Image-based layout entries
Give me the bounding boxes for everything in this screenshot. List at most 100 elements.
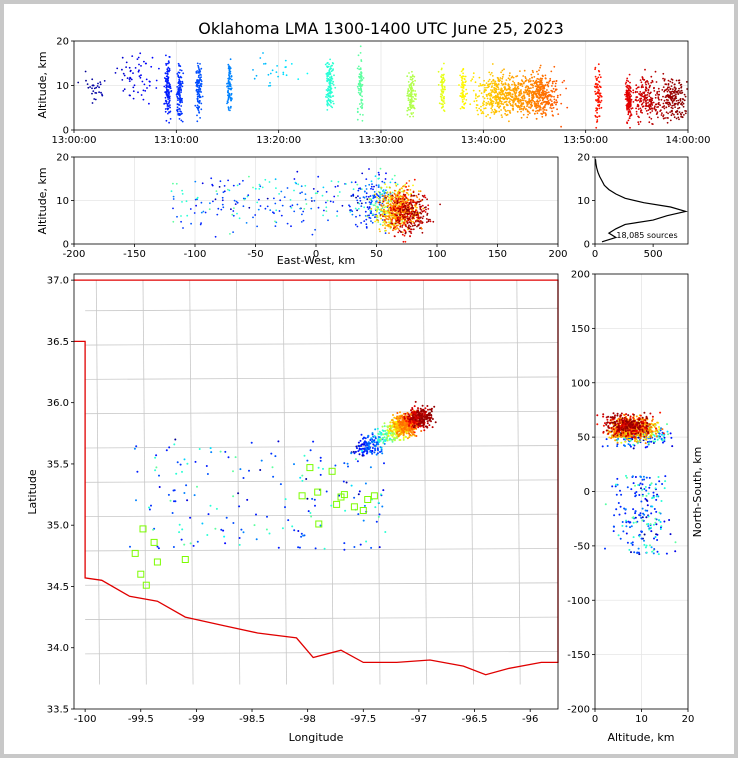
- source-point: [314, 504, 316, 507]
- source-point: [511, 75, 514, 78]
- source-point: [599, 101, 602, 104]
- source-point: [402, 431, 405, 434]
- source-point: [397, 231, 400, 234]
- source-point: [393, 189, 396, 192]
- source-point: [382, 441, 385, 444]
- source-point: [596, 111, 598, 114]
- source-point: [198, 111, 201, 114]
- source-point: [227, 97, 230, 100]
- source-point: [266, 205, 269, 208]
- source-point: [637, 121, 640, 124]
- altitude-time-x-tick-label: 13:00:00: [52, 135, 97, 146]
- altitude-histogram-x-ticks: 0 500: [592, 244, 663, 260]
- source-point: [634, 90, 637, 93]
- source-point: [252, 216, 254, 219]
- source-point: [333, 195, 336, 198]
- source-point: [643, 78, 646, 81]
- source-point: [274, 220, 276, 223]
- source-point: [375, 520, 378, 523]
- source-point: [394, 182, 397, 185]
- source-point: [361, 453, 364, 456]
- source-point: [462, 90, 465, 93]
- source-point: [357, 493, 360, 496]
- source-point: [519, 90, 522, 93]
- source-point: [369, 439, 372, 441]
- source-point: [559, 94, 562, 96]
- source-point: [196, 196, 199, 199]
- source-point: [680, 86, 682, 89]
- source-point: [377, 449, 379, 452]
- source-point: [405, 429, 408, 432]
- source-point: [165, 119, 168, 122]
- source-point: [413, 212, 416, 214]
- source-point: [648, 104, 650, 107]
- source-point: [534, 110, 537, 113]
- source-point: [248, 206, 251, 209]
- source-point: [238, 183, 241, 185]
- state-border: [74, 279, 559, 676]
- source-point: [414, 95, 417, 97]
- source-point: [535, 104, 538, 107]
- source-point: [537, 100, 540, 103]
- source-point: [677, 99, 680, 102]
- source-point: [626, 92, 629, 95]
- source-point: [393, 193, 396, 195]
- source-point: [478, 107, 481, 110]
- source-point: [538, 69, 540, 72]
- source-point: [396, 415, 399, 418]
- source-point: [165, 54, 167, 57]
- source-point: [654, 70, 657, 73]
- source-point: [415, 219, 417, 222]
- source-point: [653, 86, 655, 89]
- source-point: [647, 91, 649, 94]
- source-point: [171, 512, 174, 514]
- source-point: [328, 89, 331, 92]
- source-point: [533, 102, 536, 105]
- source-point: [385, 433, 388, 436]
- source-point: [312, 440, 315, 443]
- source-point: [493, 113, 496, 115]
- source-point: [488, 71, 491, 74]
- source-point: [385, 196, 387, 199]
- source-point: [534, 92, 536, 95]
- source-point: [546, 94, 549, 97]
- source-point: [390, 223, 392, 226]
- source-point: [275, 71, 278, 73]
- source-point: [334, 464, 337, 467]
- source-point: [383, 196, 386, 198]
- source-point: [377, 208, 379, 210]
- source-point: [440, 67, 443, 70]
- source-point: [388, 438, 391, 441]
- source-point: [491, 89, 494, 91]
- source-point: [492, 79, 495, 82]
- source-point: [408, 424, 410, 427]
- source-point: [328, 104, 331, 106]
- source-point: [421, 198, 424, 201]
- source-point: [408, 432, 410, 435]
- source-point: [391, 178, 394, 180]
- source-point: [541, 115, 544, 118]
- source-point: [379, 192, 381, 195]
- source-point: [181, 470, 183, 473]
- source-point: [407, 89, 410, 92]
- source-point: [545, 103, 547, 106]
- source-point: [497, 95, 499, 98]
- source-point: [641, 111, 643, 114]
- source-point: [626, 91, 629, 93]
- altitude-eastwest-x-tick-label: 150: [488, 249, 507, 260]
- source-point: [650, 117, 653, 120]
- source-point: [259, 57, 262, 59]
- source-point: [681, 91, 684, 94]
- source-point: [537, 110, 540, 112]
- source-point: [248, 175, 250, 178]
- source-point: [506, 88, 508, 91]
- source-point: [128, 80, 131, 82]
- source-point: [409, 108, 411, 111]
- source-point: [364, 482, 367, 485]
- source-point: [165, 92, 167, 94]
- source-point: [375, 184, 378, 187]
- source-point: [166, 88, 168, 91]
- source-point: [532, 84, 534, 87]
- source-point: [628, 84, 630, 87]
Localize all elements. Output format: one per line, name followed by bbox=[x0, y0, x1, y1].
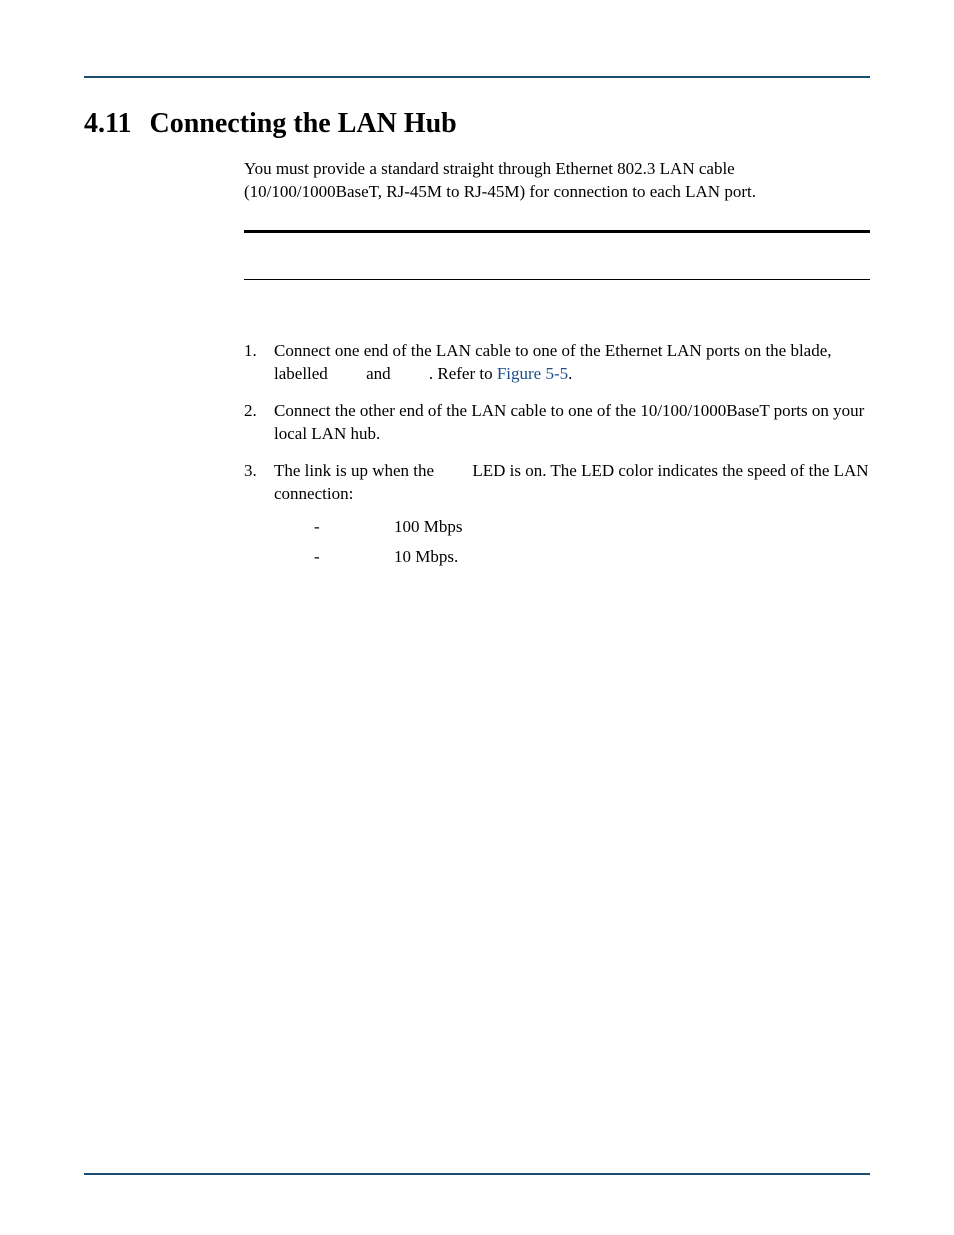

## Problem to work on
Update the rows above by replacing every "source-point" with "data-point" and keeping everything else unchanged. Omit the pictures from your answer.

## Written answer
Give me the bounding boxes for everything in this screenshot. List at most 100 elements.
- data-point: [314, 504, 316, 507]
- data-point: [511, 75, 514, 78]
- data-point: [599, 101, 602, 104]
- data-point: [402, 431, 405, 434]
- data-point: [397, 231, 400, 234]
- data-point: [393, 189, 396, 192]
- data-point: [382, 441, 385, 444]
- data-point: [596, 111, 598, 114]
- data-point: [198, 111, 201, 114]
- data-point: [227, 97, 230, 100]
- data-point: [266, 205, 269, 208]
- data-point: [637, 121, 640, 124]
- altitude-time-x-tick-label: 13:00:00: [52, 135, 97, 146]
- altitude-histogram-x-ticks: 0 500: [592, 244, 663, 260]
- data-point: [634, 90, 637, 93]
- data-point: [252, 216, 254, 219]
- data-point: [333, 195, 336, 198]
- data-point: [643, 78, 646, 81]
- data-point: [274, 220, 276, 223]
- data-point: [375, 520, 378, 523]
- data-point: [394, 182, 397, 185]
- data-point: [361, 453, 364, 456]
- data-point: [462, 90, 465, 93]
- data-point: [357, 493, 360, 496]
- data-point: [519, 90, 522, 93]
- data-point: [369, 439, 372, 441]
- data-point: [559, 94, 562, 96]
- data-point: [196, 196, 199, 199]
- data-point: [680, 86, 682, 89]
- data-point: [377, 449, 379, 452]
- data-point: [405, 429, 408, 432]
- data-point: [165, 119, 168, 122]
- data-point: [413, 212, 416, 214]
- data-point: [648, 104, 650, 107]
- data-point: [534, 110, 537, 113]
- data-point: [248, 206, 251, 209]
- data-point: [238, 183, 241, 185]
- state-border: [74, 279, 559, 676]
- data-point: [414, 95, 417, 97]
- data-point: [535, 104, 538, 107]
- data-point: [537, 100, 540, 103]
- data-point: [677, 99, 680, 102]
- data-point: [626, 92, 629, 95]
- data-point: [393, 193, 396, 195]
- data-point: [478, 107, 481, 110]
- data-point: [538, 69, 540, 72]
- data-point: [396, 415, 399, 418]
- data-point: [165, 54, 167, 57]
- data-point: [654, 70, 657, 73]
- data-point: [415, 219, 417, 222]
- data-point: [653, 86, 655, 89]
- data-point: [647, 91, 649, 94]
- data-point: [171, 512, 174, 514]
- data-point: [328, 89, 331, 92]
- data-point: [533, 102, 536, 105]
- data-point: [385, 433, 388, 436]
- data-point: [312, 440, 315, 443]
- data-point: [493, 113, 496, 115]
- data-point: [488, 71, 491, 74]
- data-point: [385, 196, 387, 199]
- data-point: [534, 92, 536, 95]
- data-point: [546, 94, 549, 97]
- data-point: [390, 223, 392, 226]
- data-point: [275, 71, 278, 73]
- data-point: [334, 464, 337, 467]
- data-point: [383, 196, 386, 198]
- data-point: [377, 208, 379, 210]
- data-point: [440, 67, 443, 70]
- data-point: [388, 438, 391, 441]
- data-point: [491, 89, 494, 91]
- data-point: [492, 79, 495, 82]
- data-point: [408, 424, 410, 427]
- data-point: [328, 104, 331, 106]
- data-point: [421, 198, 424, 201]
- data-point: [408, 432, 410, 435]
- data-point: [391, 178, 394, 180]
- data-point: [541, 115, 544, 118]
- data-point: [379, 192, 381, 195]
- data-point: [181, 470, 183, 473]
- data-point: [407, 89, 410, 92]
- data-point: [545, 103, 547, 106]
- data-point: [497, 95, 499, 98]
- data-point: [641, 111, 643, 114]
- data-point: [626, 91, 629, 93]
- altitude-eastwest-x-tick-label: 150: [488, 249, 507, 260]
- data-point: [650, 117, 653, 120]
- data-point: [259, 57, 262, 59]
- data-point: [681, 91, 684, 94]
- data-point: [537, 110, 540, 112]
- data-point: [248, 175, 250, 178]
- data-point: [506, 88, 508, 91]
- data-point: [128, 80, 131, 82]
- data-point: [409, 108, 411, 111]
- data-point: [364, 482, 367, 485]
- data-point: [165, 92, 167, 94]
- data-point: [375, 184, 378, 187]
- data-point: [166, 88, 168, 91]
- data-point: [532, 84, 534, 87]
- data-point: [628, 84, 630, 87]
Localize all elements. Output format: one per line, name followed by bbox=[x0, y0, x1, y1].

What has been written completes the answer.